--- begin Data for this task ---

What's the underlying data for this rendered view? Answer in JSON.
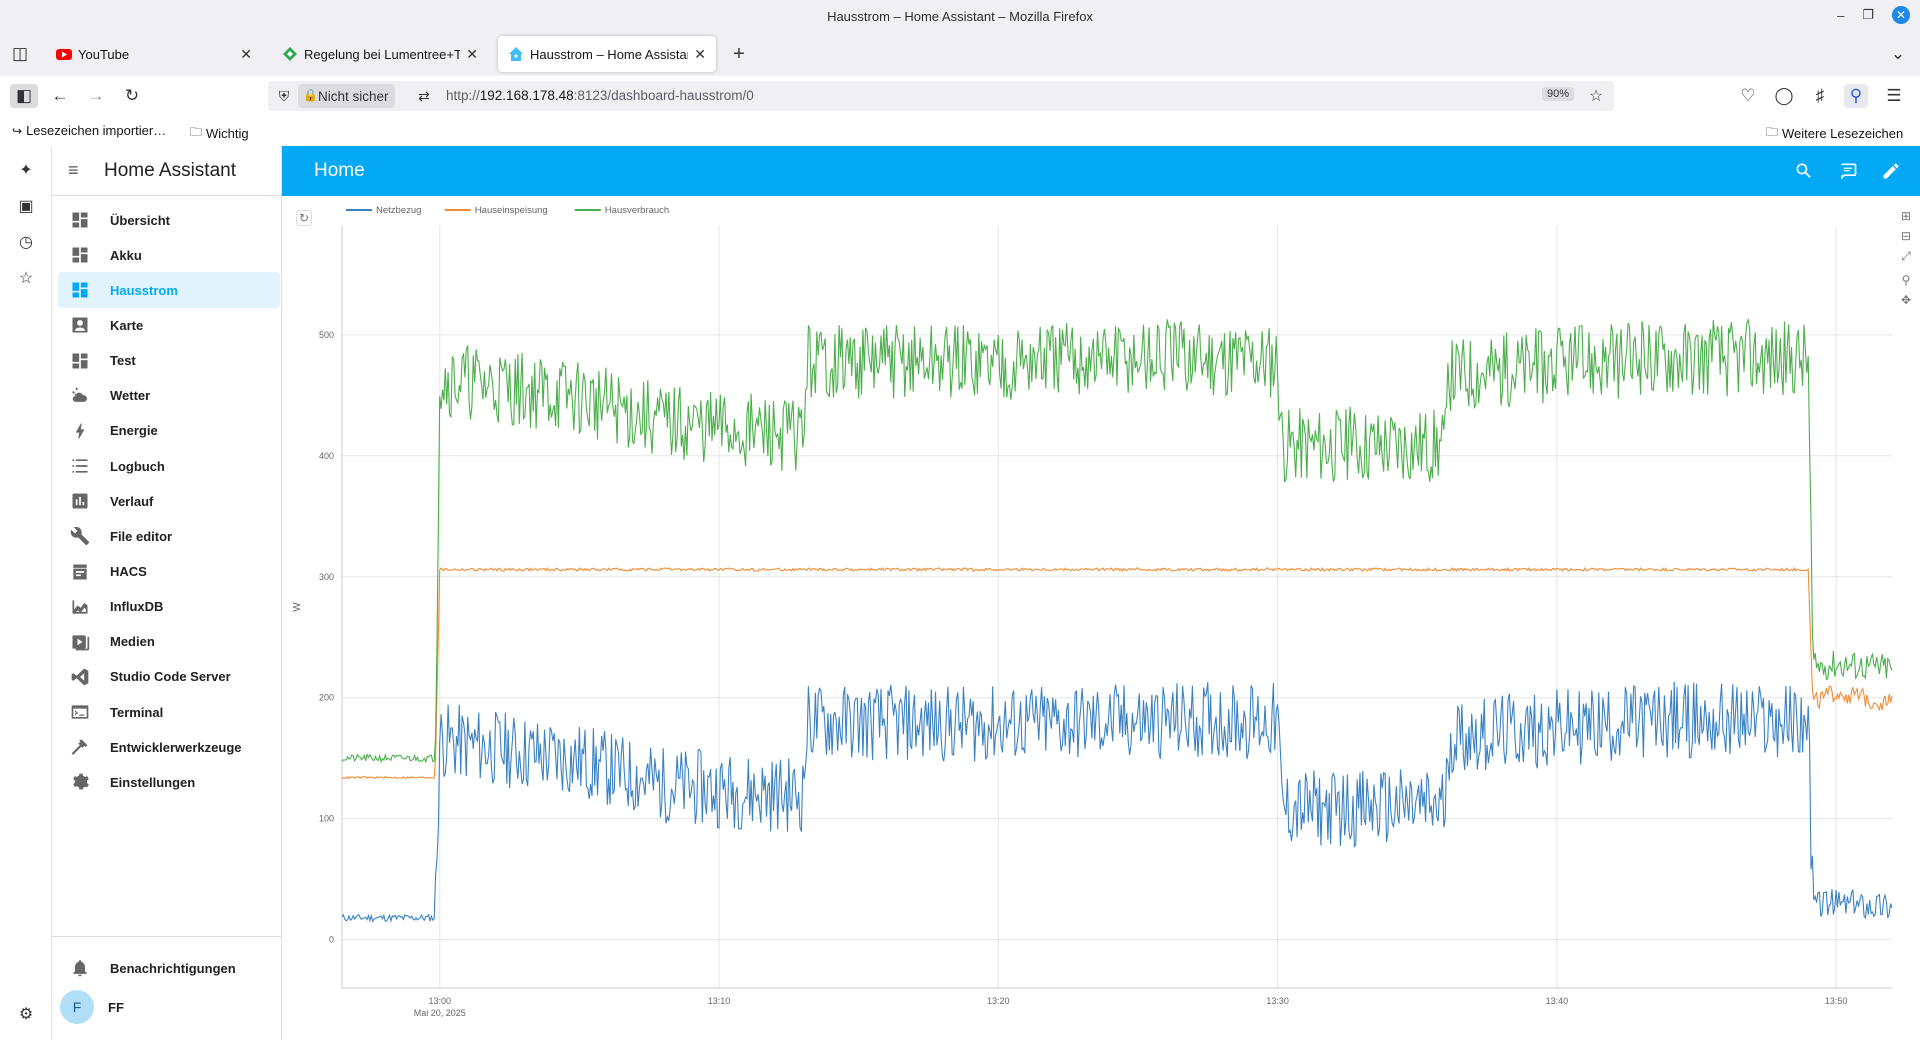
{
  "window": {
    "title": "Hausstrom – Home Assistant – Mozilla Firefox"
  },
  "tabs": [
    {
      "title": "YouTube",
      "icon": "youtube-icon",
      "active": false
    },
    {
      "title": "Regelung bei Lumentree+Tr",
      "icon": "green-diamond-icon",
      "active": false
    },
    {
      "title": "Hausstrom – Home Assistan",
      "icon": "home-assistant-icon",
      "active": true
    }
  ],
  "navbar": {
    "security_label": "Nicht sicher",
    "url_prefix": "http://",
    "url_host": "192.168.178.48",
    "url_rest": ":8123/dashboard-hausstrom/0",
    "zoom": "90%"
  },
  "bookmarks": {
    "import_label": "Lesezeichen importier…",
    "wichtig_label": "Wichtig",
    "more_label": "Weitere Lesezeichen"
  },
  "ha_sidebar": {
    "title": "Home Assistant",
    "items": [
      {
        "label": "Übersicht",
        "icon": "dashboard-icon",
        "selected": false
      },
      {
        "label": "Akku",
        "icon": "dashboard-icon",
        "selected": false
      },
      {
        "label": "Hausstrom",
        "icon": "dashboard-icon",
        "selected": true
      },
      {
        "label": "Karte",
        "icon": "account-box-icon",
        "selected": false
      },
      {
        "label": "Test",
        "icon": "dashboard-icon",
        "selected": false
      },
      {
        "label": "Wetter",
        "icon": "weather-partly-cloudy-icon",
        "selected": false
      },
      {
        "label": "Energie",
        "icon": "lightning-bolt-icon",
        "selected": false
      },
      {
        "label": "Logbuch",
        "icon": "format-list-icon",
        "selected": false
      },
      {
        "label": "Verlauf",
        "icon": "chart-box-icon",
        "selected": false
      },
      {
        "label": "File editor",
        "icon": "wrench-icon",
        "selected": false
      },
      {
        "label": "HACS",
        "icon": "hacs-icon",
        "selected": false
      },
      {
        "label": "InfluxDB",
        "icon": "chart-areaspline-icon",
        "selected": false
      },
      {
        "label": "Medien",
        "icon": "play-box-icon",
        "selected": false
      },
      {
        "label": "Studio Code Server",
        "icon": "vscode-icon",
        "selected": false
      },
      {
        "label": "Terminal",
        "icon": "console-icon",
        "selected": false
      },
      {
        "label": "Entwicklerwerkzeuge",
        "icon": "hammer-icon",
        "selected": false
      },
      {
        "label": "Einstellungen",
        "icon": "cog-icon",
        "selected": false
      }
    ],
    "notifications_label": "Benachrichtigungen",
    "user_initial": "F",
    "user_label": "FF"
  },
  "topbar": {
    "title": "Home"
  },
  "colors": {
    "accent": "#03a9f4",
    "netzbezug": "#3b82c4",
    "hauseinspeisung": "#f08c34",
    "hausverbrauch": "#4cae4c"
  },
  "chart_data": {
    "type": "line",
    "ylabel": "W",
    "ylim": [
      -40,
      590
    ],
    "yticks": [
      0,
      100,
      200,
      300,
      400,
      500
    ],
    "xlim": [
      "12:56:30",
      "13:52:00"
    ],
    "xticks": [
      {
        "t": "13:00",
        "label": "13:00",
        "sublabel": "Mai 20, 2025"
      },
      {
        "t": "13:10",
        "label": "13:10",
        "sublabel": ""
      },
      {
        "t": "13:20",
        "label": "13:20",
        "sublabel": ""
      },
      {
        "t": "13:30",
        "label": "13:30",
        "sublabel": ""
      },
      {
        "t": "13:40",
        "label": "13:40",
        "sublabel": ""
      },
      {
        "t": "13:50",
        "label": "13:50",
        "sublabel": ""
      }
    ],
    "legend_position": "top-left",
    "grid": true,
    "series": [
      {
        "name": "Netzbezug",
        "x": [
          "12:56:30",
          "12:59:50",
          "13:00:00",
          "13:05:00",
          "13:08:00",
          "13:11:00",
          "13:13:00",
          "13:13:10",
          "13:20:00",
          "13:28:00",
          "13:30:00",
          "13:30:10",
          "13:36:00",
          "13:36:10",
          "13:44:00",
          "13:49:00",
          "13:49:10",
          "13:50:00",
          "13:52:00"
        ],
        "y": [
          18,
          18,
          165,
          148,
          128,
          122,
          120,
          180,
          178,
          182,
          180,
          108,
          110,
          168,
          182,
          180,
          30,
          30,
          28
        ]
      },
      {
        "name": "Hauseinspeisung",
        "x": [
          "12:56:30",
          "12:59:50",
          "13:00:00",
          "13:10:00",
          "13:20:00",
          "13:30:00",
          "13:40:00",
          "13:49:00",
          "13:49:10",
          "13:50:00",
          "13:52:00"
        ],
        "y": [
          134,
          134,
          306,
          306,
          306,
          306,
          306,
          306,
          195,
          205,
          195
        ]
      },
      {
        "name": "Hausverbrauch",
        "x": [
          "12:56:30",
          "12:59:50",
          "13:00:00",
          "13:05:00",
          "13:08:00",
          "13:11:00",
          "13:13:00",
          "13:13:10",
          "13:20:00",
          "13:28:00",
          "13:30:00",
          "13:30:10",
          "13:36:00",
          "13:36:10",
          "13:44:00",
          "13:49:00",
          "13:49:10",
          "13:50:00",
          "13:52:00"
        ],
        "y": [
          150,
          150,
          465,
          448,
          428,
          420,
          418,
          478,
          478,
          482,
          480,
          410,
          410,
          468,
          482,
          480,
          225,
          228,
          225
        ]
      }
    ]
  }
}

--- end Data for this task ---

▸ Task statement: Strip out the images, then output the records above word for word.

▸ Response to this exercise:
What's the underlying data for this rendered view? Answer in JSON.
{
  "window": {
    "title": "Hausstrom – Home Assistant – Mozilla Firefox"
  },
  "tabs": [
    {
      "title": "YouTube",
      "icon": "youtube-icon",
      "active": false
    },
    {
      "title": "Regelung bei Lumentree+Tr",
      "icon": "green-diamond-icon",
      "active": false
    },
    {
      "title": "Hausstrom – Home Assistan",
      "icon": "home-assistant-icon",
      "active": true
    }
  ],
  "navbar": {
    "security_label": "Nicht sicher",
    "url_prefix": "http://",
    "url_host": "192.168.178.48",
    "url_rest": ":8123/dashboard-hausstrom/0",
    "zoom": "90%"
  },
  "bookmarks": {
    "import_label": "Lesezeichen importier…",
    "wichtig_label": "Wichtig",
    "more_label": "Weitere Lesezeichen"
  },
  "ha_sidebar": {
    "title": "Home Assistant",
    "items": [
      {
        "label": "Übersicht",
        "icon": "dashboard-icon",
        "selected": false
      },
      {
        "label": "Akku",
        "icon": "dashboard-icon",
        "selected": false
      },
      {
        "label": "Hausstrom",
        "icon": "dashboard-icon",
        "selected": true
      },
      {
        "label": "Karte",
        "icon": "account-box-icon",
        "selected": false
      },
      {
        "label": "Test",
        "icon": "dashboard-icon",
        "selected": false
      },
      {
        "label": "Wetter",
        "icon": "weather-partly-cloudy-icon",
        "selected": false
      },
      {
        "label": "Energie",
        "icon": "lightning-bolt-icon",
        "selected": false
      },
      {
        "label": "Logbuch",
        "icon": "format-list-icon",
        "selected": false
      },
      {
        "label": "Verlauf",
        "icon": "chart-box-icon",
        "selected": false
      },
      {
        "label": "File editor",
        "icon": "wrench-icon",
        "selected": false
      },
      {
        "label": "HACS",
        "icon": "hacs-icon",
        "selected": false
      },
      {
        "label": "InfluxDB",
        "icon": "chart-areaspline-icon",
        "selected": false
      },
      {
        "label": "Medien",
        "icon": "play-box-icon",
        "selected": false
      },
      {
        "label": "Studio Code Server",
        "icon": "vscode-icon",
        "selected": false
      },
      {
        "label": "Terminal",
        "icon": "console-icon",
        "selected": false
      },
      {
        "label": "Entwicklerwerkzeuge",
        "icon": "hammer-icon",
        "selected": false
      },
      {
        "label": "Einstellungen",
        "icon": "cog-icon",
        "selected": false
      }
    ],
    "notifications_label": "Benachrichtigungen",
    "user_initial": "F",
    "user_label": "FF"
  },
  "topbar": {
    "title": "Home"
  },
  "colors": {
    "accent": "#03a9f4",
    "netzbezug": "#3b82c4",
    "hauseinspeisung": "#f08c34",
    "hausverbrauch": "#4cae4c"
  },
  "chart_data": {
    "type": "line",
    "ylabel": "W",
    "ylim": [
      -40,
      590
    ],
    "yticks": [
      0,
      100,
      200,
      300,
      400,
      500
    ],
    "xlim": [
      "12:56:30",
      "13:52:00"
    ],
    "xticks": [
      {
        "t": "13:00",
        "label": "13:00",
        "sublabel": "Mai 20, 2025"
      },
      {
        "t": "13:10",
        "label": "13:10",
        "sublabel": ""
      },
      {
        "t": "13:20",
        "label": "13:20",
        "sublabel": ""
      },
      {
        "t": "13:30",
        "label": "13:30",
        "sublabel": ""
      },
      {
        "t": "13:40",
        "label": "13:40",
        "sublabel": ""
      },
      {
        "t": "13:50",
        "label": "13:50",
        "sublabel": ""
      }
    ],
    "legend_position": "top-left",
    "grid": true,
    "series": [
      {
        "name": "Netzbezug",
        "x": [
          "12:56:30",
          "12:59:50",
          "13:00:00",
          "13:05:00",
          "13:08:00",
          "13:11:00",
          "13:13:00",
          "13:13:10",
          "13:20:00",
          "13:28:00",
          "13:30:00",
          "13:30:10",
          "13:36:00",
          "13:36:10",
          "13:44:00",
          "13:49:00",
          "13:49:10",
          "13:50:00",
          "13:52:00"
        ],
        "y": [
          18,
          18,
          165,
          148,
          128,
          122,
          120,
          180,
          178,
          182,
          180,
          108,
          110,
          168,
          182,
          180,
          30,
          30,
          28
        ]
      },
      {
        "name": "Hauseinspeisung",
        "x": [
          "12:56:30",
          "12:59:50",
          "13:00:00",
          "13:10:00",
          "13:20:00",
          "13:30:00",
          "13:40:00",
          "13:49:00",
          "13:49:10",
          "13:50:00",
          "13:52:00"
        ],
        "y": [
          134,
          134,
          306,
          306,
          306,
          306,
          306,
          306,
          195,
          205,
          195
        ]
      },
      {
        "name": "Hausverbrauch",
        "x": [
          "12:56:30",
          "12:59:50",
          "13:00:00",
          "13:05:00",
          "13:08:00",
          "13:11:00",
          "13:13:00",
          "13:13:10",
          "13:20:00",
          "13:28:00",
          "13:30:00",
          "13:30:10",
          "13:36:00",
          "13:36:10",
          "13:44:00",
          "13:49:00",
          "13:49:10",
          "13:50:00",
          "13:52:00"
        ],
        "y": [
          150,
          150,
          465,
          448,
          428,
          420,
          418,
          478,
          478,
          482,
          480,
          410,
          410,
          468,
          482,
          480,
          225,
          228,
          225
        ]
      }
    ]
  }
}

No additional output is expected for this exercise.